____ ENTRIES
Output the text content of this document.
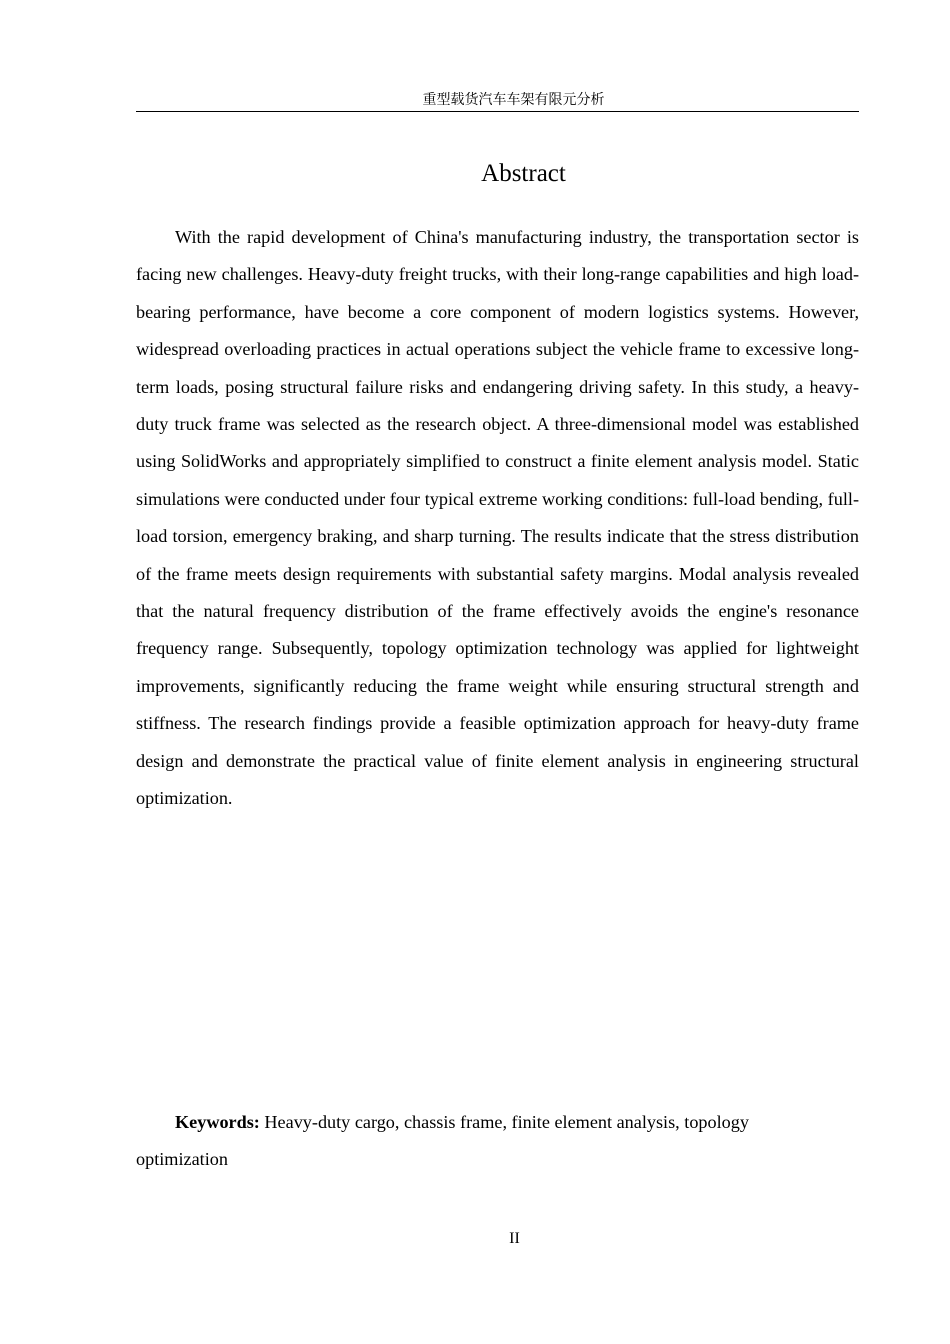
重型载货汽车车架有限元分析
Abstract

With the rapid development of China's manufacturing industry, the transportation sector is facing new challenges. Heavy-duty freight trucks, with their long-range capabilities and high load-bearing performance, have become a core component of modern logistics systems. However, widespread overloading practices in actual operations subject the vehicle frame to excessive long-term loads, posing structural failure risks and endangering driving safety. In this study, a heavy-duty truck frame was selected as the research object. A three-dimensional model was established using SolidWorks and appropriately simplified to construct a finite element analysis model. Static simulations were conducted under four typical extreme working conditions: full-load bending, full-load torsion, emergency braking, and sharp turning. The results indicate that the stress distribution of the frame meets design requirements with substantial safety margins. Modal analysis revealed that the natural frequency distribution of the frame effectively avoids the engine's resonance frequency range. Subsequently, topology optimization technology was applied for lightweight improvements, significantly reducing the frame weight while ensuring structural strength and stiffness. The research findings provide a feasible optimization approach for heavy-duty frame design and demonstrate the practical value of finite element analysis in engineering structural optimization.

Keywords: Heavy-duty cargo, chassis frame, finite element analysis, topology optimization

II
________
Above are records to transcribe exactly; leave their pictures out.

- ANSWER FOR THIS EXERCISE:
Output the text content of this document.
重型载货汽车车架有限元分析
Abstract

With the rapid development of China's manufacturing industry, the transportation sector is facing new challenges. Heavy-duty freight trucks, with their long-range capabilities and high load-bearing performance, have become a core component of modern logistics systems. However, widespread overloading practices in actual operations subject the vehicle frame to excessive long-term loads, posing structural failure risks and endangering driving safety. In this study, a heavy-duty truck frame was selected as the research object. A three-dimensional model was established using SolidWorks and appropriately simplified to construct a finite element analysis model. Static simulations were conducted under four typical extreme working conditions: full-load bending, full-load torsion, emergency braking, and sharp turning. The results indicate that the stress distribution of the frame meets design requirements with substantial safety margins. Modal analysis revealed that the natural frequency distribution of the frame effectively avoids the engine's resonance frequency range. Subsequently, topology optimization technology was applied for lightweight improvements, significantly reducing the frame weight while ensuring structural strength and stiffness. The research findings provide a feasible optimization approach for heavy-duty frame design and demonstrate the practical value of finite element analysis in engineering structural optimization.

Keywords: Heavy-duty cargo, chassis frame, finite element analysis, topology optimization

II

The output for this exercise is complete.